> EXERCISE
The entries below should be output exactly as written.

> DATASET
◆ ◆ ◆ ◆ ◆ ◆ ◆

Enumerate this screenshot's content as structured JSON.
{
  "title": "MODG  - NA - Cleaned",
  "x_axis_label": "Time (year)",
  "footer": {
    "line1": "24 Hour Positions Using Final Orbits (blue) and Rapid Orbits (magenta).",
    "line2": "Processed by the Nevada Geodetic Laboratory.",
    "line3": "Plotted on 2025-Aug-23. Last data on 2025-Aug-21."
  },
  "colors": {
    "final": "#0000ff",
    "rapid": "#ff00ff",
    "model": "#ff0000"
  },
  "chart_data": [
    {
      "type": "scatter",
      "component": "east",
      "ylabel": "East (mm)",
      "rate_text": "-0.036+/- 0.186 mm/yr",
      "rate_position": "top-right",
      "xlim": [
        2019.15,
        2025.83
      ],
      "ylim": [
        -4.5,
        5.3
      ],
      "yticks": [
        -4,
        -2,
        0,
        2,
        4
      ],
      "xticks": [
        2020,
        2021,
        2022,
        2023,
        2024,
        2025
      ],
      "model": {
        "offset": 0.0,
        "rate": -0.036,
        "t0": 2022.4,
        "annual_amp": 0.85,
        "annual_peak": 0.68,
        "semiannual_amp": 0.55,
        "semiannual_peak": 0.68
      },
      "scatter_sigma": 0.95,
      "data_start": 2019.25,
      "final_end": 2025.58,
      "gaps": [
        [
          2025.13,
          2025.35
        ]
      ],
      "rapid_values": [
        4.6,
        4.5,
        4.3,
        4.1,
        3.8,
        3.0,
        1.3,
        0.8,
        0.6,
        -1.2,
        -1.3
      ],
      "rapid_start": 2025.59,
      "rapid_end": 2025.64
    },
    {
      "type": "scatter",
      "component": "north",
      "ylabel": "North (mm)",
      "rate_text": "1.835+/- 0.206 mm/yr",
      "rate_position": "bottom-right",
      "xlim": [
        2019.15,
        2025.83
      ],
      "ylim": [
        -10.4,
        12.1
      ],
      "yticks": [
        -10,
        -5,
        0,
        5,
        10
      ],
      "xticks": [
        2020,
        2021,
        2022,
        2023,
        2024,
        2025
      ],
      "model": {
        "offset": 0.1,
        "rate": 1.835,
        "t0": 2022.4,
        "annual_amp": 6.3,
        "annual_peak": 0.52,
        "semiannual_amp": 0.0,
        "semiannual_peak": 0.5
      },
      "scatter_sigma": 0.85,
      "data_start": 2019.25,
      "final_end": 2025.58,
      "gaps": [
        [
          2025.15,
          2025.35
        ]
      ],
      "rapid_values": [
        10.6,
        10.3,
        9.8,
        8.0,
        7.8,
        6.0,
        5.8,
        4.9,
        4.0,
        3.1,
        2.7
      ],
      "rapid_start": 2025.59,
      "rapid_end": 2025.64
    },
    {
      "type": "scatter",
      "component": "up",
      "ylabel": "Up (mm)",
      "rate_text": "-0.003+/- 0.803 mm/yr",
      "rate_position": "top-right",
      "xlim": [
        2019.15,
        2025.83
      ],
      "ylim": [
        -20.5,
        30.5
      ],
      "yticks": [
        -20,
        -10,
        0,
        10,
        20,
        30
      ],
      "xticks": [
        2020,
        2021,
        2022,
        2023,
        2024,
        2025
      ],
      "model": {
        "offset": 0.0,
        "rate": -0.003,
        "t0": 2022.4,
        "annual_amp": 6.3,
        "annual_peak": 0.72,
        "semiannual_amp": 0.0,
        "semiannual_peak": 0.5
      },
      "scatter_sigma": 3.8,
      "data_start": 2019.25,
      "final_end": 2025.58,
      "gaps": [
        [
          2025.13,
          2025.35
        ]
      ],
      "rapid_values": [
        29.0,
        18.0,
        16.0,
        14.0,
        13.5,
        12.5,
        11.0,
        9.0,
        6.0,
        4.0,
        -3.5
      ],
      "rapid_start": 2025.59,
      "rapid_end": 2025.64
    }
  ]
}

◆ ◆ ◆ ◆ ◆ ◆ ◆

> THE COMPLETED TASK
Enumerate this screenshot's content as structured JSON.
{
  "title": "MODG  - NA - Cleaned",
  "x_axis_label": "Time (year)",
  "footer": {
    "line1": "24 Hour Positions Using Final Orbits (blue) and Rapid Orbits (magenta).",
    "line2": "Processed by the Nevada Geodetic Laboratory.",
    "line3": "Plotted on 2025-Aug-23. Last data on 2025-Aug-21."
  },
  "colors": {
    "final": "#0000ff",
    "rapid": "#ff00ff",
    "model": "#ff0000"
  },
  "chart_data": [
    {
      "type": "scatter",
      "component": "east",
      "ylabel": "East (mm)",
      "rate_text": "-0.036+/- 0.186 mm/yr",
      "rate_position": "top-right",
      "xlim": [
        2019.15,
        2025.83
      ],
      "ylim": [
        -4.5,
        5.3
      ],
      "yticks": [
        -4,
        -2,
        0,
        2,
        4
      ],
      "xticks": [
        2020,
        2021,
        2022,
        2023,
        2024,
        2025
      ],
      "model": {
        "offset": 0.0,
        "rate": -0.036,
        "t0": 2022.4,
        "annual_amp": 0.85,
        "annual_peak": 0.68,
        "semiannual_amp": 0.55,
        "semiannual_peak": 0.68
      },
      "scatter_sigma": 0.95,
      "data_start": 2019.25,
      "final_end": 2025.58,
      "gaps": [
        [
          2025.13,
          2025.35
        ]
      ],
      "rapid_values": [
        4.6,
        4.5,
        4.3,
        4.1,
        3.8,
        3.0,
        1.3,
        0.8,
        0.6,
        -1.2,
        -1.3
      ],
      "rapid_start": 2025.59,
      "rapid_end": 2025.64
    },
    {
      "type": "scatter",
      "component": "north",
      "ylabel": "North (mm)",
      "rate_text": "1.835+/- 0.206 mm/yr",
      "rate_position": "bottom-right",
      "xlim": [
        2019.15,
        2025.83
      ],
      "ylim": [
        -10.4,
        12.1
      ],
      "yticks": [
        -10,
        -5,
        0,
        5,
        10
      ],
      "xticks": [
        2020,
        2021,
        2022,
        2023,
        2024,
        2025
      ],
      "model": {
        "offset": 0.1,
        "rate": 1.835,
        "t0": 2022.4,
        "annual_amp": 6.3,
        "annual_peak": 0.52,
        "semiannual_amp": 0.0,
        "semiannual_peak": 0.5
      },
      "scatter_sigma": 0.85,
      "data_start": 2019.25,
      "final_end": 2025.58,
      "gaps": [
        [
          2025.15,
          2025.35
        ]
      ],
      "rapid_values": [
        10.6,
        10.3,
        9.8,
        8.0,
        7.8,
        6.0,
        5.8,
        4.9,
        4.0,
        3.1,
        2.7
      ],
      "rapid_start": 2025.59,
      "rapid_end": 2025.64
    },
    {
      "type": "scatter",
      "component": "up",
      "ylabel": "Up (mm)",
      "rate_text": "-0.003+/- 0.803 mm/yr",
      "rate_position": "top-right",
      "xlim": [
        2019.15,
        2025.83
      ],
      "ylim": [
        -20.5,
        30.5
      ],
      "yticks": [
        -20,
        -10,
        0,
        10,
        20,
        30
      ],
      "xticks": [
        2020,
        2021,
        2022,
        2023,
        2024,
        2025
      ],
      "model": {
        "offset": 0.0,
        "rate": -0.003,
        "t0": 2022.4,
        "annual_amp": 6.3,
        "annual_peak": 0.72,
        "semiannual_amp": 0.0,
        "semiannual_peak": 0.5
      },
      "scatter_sigma": 3.8,
      "data_start": 2019.25,
      "final_end": 2025.58,
      "gaps": [
        [
          2025.13,
          2025.35
        ]
      ],
      "rapid_values": [
        29.0,
        18.0,
        16.0,
        14.0,
        13.5,
        12.5,
        11.0,
        9.0,
        6.0,
        4.0,
        -3.5
      ],
      "rapid_start": 2025.59,
      "rapid_end": 2025.64
    }
  ]
}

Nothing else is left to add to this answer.